(Dataset entries)

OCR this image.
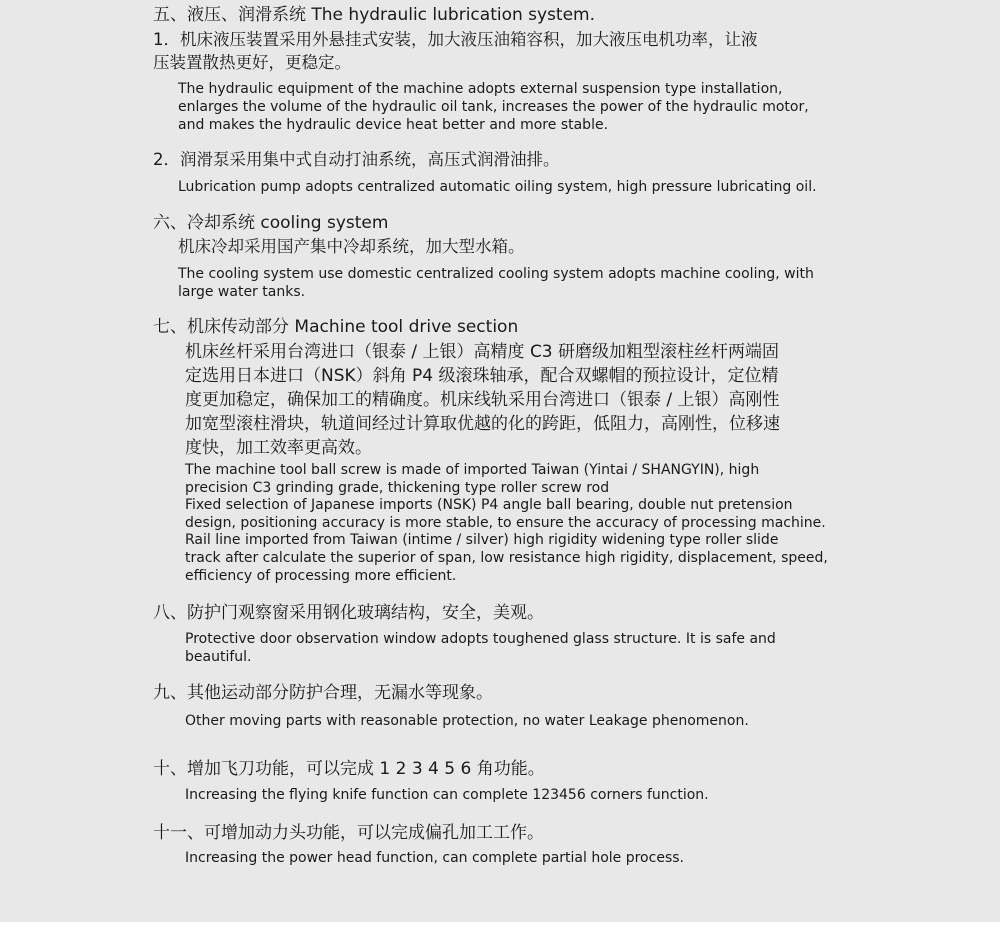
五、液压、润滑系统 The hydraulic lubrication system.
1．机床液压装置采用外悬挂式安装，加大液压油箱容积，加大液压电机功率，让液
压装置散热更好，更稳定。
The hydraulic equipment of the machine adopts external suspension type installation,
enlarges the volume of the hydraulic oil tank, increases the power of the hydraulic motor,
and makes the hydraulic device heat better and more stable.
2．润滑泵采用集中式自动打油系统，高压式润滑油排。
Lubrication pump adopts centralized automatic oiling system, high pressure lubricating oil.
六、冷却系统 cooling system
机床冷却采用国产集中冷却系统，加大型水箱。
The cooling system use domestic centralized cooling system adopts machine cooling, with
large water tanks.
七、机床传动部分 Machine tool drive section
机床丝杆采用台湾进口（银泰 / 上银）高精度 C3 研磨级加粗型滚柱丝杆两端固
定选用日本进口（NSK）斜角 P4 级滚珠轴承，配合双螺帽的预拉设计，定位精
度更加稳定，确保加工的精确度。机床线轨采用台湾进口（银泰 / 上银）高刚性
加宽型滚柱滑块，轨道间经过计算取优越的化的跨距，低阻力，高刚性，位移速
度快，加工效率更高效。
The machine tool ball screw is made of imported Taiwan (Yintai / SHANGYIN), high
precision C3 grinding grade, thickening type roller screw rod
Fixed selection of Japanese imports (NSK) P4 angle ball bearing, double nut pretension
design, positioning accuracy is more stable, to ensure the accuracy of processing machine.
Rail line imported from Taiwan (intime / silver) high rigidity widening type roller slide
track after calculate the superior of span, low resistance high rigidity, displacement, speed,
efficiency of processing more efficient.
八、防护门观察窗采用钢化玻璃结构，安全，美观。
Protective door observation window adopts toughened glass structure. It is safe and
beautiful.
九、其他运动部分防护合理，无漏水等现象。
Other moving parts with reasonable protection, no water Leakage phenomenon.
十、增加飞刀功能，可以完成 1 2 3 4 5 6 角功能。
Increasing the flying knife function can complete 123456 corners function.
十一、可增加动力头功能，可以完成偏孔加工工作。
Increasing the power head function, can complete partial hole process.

(EXERCISE)
Pictures are excluded; output everything else in the data verbatim.

(FINISHED EXERCISE)
OCR this image.
五、液压、润滑系统 The hydraulic lubrication system.
1．机床液压装置采用外悬挂式安装，加大液压油箱容积，加大液压电机功率，让液
压装置散热更好，更稳定。
The hydraulic equipment of the machine adopts external suspension type installation,
enlarges the volume of the hydraulic oil tank, increases the power of the hydraulic motor,
and makes the hydraulic device heat better and more stable.
2．润滑泵采用集中式自动打油系统，高压式润滑油排。
Lubrication pump adopts centralized automatic oiling system, high pressure lubricating oil.
六、冷却系统 cooling system
机床冷却采用国产集中冷却系统，加大型水箱。
The cooling system use domestic centralized cooling system adopts machine cooling, with
large water tanks.
七、机床传动部分 Machine tool drive section
机床丝杆采用台湾进口（银泰 / 上银）高精度 C3 研磨级加粗型滚柱丝杆两端固
定选用日本进口（NSK）斜角 P4 级滚珠轴承，配合双螺帽的预拉设计，定位精
度更加稳定，确保加工的精确度。机床线轨采用台湾进口（银泰 / 上银）高刚性
加宽型滚柱滑块，轨道间经过计算取优越的化的跨距，低阻力，高刚性，位移速
度快，加工效率更高效。
The machine tool ball screw is made of imported Taiwan (Yintai / SHANGYIN), high
precision C3 grinding grade, thickening type roller screw rod
Fixed selection of Japanese imports (NSK) P4 angle ball bearing, double nut pretension
design, positioning accuracy is more stable, to ensure the accuracy of processing machine.
Rail line imported from Taiwan (intime / silver) high rigidity widening type roller slide
track after calculate the superior of span, low resistance high rigidity, displacement, speed,
efficiency of processing more efficient.
八、防护门观察窗采用钢化玻璃结构，安全，美观。
Protective door observation window adopts toughened glass structure. It is safe and
beautiful.
九、其他运动部分防护合理，无漏水等现象。
Other moving parts with reasonable protection, no water Leakage phenomenon.
十、增加飞刀功能，可以完成 1 2 3 4 5 6 角功能。
Increasing the flying knife function can complete 123456 corners function.
十一、可增加动力头功能，可以完成偏孔加工工作。
Increasing the power head function, can complete partial hole process.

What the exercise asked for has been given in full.